======== EXTRACTED DATA
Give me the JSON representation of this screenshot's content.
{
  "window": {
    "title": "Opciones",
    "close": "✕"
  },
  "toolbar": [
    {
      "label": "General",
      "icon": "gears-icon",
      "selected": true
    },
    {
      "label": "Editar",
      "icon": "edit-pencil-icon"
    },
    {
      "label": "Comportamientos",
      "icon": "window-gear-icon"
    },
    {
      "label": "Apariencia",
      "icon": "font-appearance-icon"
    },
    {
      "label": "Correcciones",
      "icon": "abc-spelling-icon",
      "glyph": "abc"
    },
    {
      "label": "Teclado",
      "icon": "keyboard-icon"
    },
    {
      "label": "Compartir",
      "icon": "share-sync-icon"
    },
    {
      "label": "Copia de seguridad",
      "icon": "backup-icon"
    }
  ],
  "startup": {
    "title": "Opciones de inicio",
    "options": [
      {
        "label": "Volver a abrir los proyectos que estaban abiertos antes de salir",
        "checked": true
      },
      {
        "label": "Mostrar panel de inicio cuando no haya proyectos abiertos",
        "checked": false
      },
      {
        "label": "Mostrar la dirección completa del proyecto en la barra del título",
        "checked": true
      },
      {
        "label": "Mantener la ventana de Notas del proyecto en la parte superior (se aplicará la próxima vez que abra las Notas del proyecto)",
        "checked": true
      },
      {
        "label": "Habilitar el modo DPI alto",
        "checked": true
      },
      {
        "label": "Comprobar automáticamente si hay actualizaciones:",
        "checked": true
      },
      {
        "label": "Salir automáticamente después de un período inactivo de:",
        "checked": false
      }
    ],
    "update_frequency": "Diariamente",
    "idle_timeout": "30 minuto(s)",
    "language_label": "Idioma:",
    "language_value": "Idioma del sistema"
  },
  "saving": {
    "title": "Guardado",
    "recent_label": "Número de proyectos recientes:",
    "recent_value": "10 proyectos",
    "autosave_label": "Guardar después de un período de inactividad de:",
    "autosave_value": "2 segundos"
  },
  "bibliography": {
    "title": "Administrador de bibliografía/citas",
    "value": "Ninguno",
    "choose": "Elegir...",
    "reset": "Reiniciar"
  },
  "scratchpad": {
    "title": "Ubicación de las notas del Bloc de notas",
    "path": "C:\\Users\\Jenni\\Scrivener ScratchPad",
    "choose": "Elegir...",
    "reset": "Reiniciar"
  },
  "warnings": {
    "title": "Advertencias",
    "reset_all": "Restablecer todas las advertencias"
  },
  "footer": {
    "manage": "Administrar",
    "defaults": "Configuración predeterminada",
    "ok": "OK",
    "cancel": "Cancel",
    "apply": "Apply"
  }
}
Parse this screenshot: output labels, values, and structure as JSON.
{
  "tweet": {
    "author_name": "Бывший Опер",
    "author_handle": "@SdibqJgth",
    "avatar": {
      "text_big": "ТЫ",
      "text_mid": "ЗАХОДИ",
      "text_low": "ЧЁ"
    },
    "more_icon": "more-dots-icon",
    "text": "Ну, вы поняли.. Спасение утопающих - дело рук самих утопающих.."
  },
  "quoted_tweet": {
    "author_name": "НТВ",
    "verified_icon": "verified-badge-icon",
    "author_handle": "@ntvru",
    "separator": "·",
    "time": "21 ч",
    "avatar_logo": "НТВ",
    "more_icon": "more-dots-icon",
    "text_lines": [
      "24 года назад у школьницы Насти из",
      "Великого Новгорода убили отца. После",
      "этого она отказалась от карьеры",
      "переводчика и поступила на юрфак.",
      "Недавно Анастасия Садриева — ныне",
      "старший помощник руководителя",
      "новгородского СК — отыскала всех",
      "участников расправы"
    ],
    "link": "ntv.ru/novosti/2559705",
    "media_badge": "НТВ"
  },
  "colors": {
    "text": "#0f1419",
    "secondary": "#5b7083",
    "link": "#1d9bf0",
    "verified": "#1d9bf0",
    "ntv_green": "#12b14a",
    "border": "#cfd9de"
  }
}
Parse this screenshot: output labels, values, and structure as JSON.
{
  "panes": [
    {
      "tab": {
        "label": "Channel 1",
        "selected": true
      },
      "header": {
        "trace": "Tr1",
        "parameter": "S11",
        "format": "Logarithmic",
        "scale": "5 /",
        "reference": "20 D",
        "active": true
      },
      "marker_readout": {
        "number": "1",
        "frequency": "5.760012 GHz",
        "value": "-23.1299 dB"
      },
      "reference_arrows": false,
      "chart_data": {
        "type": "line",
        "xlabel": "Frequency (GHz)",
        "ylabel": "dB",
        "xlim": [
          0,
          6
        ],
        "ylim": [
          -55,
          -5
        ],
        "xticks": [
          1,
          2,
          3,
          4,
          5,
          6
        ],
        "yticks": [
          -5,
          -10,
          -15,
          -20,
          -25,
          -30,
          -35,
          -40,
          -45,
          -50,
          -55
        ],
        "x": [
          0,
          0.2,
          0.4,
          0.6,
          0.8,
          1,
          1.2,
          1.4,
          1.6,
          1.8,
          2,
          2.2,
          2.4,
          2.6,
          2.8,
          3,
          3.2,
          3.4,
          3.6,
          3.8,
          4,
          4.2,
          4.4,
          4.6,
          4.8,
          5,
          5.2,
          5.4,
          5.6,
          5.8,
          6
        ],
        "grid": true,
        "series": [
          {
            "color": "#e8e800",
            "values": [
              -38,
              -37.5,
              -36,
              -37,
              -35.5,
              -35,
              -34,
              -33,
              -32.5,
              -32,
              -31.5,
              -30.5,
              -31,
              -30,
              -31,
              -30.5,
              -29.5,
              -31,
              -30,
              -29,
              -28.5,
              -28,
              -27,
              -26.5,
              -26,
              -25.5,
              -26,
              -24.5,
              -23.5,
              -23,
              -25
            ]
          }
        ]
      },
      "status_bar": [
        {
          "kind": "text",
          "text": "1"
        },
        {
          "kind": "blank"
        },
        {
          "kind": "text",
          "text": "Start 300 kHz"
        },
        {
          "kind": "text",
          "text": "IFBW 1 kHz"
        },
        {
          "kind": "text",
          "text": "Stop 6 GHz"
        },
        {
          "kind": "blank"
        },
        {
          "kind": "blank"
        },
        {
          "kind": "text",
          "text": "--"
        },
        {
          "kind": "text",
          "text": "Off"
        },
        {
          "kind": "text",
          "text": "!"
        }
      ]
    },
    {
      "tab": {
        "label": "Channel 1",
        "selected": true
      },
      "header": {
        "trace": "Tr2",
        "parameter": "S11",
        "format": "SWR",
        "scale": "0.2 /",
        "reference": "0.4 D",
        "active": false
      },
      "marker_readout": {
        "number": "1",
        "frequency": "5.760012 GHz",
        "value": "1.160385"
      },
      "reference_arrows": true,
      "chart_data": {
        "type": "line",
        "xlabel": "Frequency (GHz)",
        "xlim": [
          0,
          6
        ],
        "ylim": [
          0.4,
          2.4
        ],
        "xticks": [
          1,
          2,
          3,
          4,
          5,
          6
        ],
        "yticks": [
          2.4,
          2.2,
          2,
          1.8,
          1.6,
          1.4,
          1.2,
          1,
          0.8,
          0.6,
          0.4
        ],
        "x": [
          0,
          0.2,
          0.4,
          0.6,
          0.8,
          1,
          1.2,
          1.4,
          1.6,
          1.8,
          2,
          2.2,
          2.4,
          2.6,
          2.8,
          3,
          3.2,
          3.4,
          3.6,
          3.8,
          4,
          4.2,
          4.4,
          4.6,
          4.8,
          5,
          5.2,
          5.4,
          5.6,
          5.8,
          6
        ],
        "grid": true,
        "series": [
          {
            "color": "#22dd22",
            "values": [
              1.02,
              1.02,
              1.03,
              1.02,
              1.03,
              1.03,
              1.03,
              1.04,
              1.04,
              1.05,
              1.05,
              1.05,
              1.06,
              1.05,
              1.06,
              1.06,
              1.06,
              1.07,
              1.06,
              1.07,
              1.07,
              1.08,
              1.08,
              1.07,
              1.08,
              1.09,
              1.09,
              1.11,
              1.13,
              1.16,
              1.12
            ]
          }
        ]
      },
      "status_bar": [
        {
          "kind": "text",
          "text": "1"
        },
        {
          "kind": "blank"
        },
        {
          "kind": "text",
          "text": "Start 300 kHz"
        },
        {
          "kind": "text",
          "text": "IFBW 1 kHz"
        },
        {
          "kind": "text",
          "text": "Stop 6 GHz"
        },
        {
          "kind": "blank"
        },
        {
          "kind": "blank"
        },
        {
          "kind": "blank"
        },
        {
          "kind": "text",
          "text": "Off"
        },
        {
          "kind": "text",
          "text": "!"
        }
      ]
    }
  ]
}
================
======== EXTRACTED DATA
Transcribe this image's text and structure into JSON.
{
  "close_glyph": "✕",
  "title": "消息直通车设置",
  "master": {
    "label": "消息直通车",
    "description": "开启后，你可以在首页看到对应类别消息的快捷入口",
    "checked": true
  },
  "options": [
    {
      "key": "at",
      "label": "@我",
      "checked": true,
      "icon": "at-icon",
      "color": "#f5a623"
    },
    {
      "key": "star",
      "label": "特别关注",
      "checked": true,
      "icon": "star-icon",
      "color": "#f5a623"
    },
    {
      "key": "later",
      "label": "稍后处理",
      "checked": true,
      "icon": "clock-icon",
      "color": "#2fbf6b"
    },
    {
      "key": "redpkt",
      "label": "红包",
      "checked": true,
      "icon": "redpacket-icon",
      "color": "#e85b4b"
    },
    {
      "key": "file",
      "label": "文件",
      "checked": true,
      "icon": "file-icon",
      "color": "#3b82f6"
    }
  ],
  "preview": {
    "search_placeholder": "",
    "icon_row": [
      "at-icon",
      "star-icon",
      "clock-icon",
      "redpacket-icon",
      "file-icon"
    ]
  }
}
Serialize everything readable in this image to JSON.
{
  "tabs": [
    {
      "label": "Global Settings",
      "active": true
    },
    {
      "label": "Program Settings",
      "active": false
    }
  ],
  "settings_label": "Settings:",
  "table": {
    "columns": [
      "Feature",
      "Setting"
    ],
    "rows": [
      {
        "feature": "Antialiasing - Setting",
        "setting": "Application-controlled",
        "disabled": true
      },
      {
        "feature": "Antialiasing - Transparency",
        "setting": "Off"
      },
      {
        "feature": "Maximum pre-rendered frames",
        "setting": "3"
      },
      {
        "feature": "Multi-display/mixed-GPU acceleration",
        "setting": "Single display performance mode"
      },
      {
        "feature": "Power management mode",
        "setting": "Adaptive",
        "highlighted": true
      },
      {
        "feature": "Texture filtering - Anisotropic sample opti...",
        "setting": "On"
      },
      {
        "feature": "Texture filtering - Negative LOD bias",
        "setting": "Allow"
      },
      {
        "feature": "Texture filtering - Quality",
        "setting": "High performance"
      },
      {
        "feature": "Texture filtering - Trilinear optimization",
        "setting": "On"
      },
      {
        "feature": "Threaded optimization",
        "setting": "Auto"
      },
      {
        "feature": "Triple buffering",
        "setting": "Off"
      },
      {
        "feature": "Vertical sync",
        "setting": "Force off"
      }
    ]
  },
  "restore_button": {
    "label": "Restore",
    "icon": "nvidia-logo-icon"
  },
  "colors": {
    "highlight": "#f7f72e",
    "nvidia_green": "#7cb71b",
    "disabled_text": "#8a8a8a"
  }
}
================
Which lines hold the word "sync"? Return all of them from the records above.

      "icon": "share-sync-icon"
        "feature": "Vertical sync",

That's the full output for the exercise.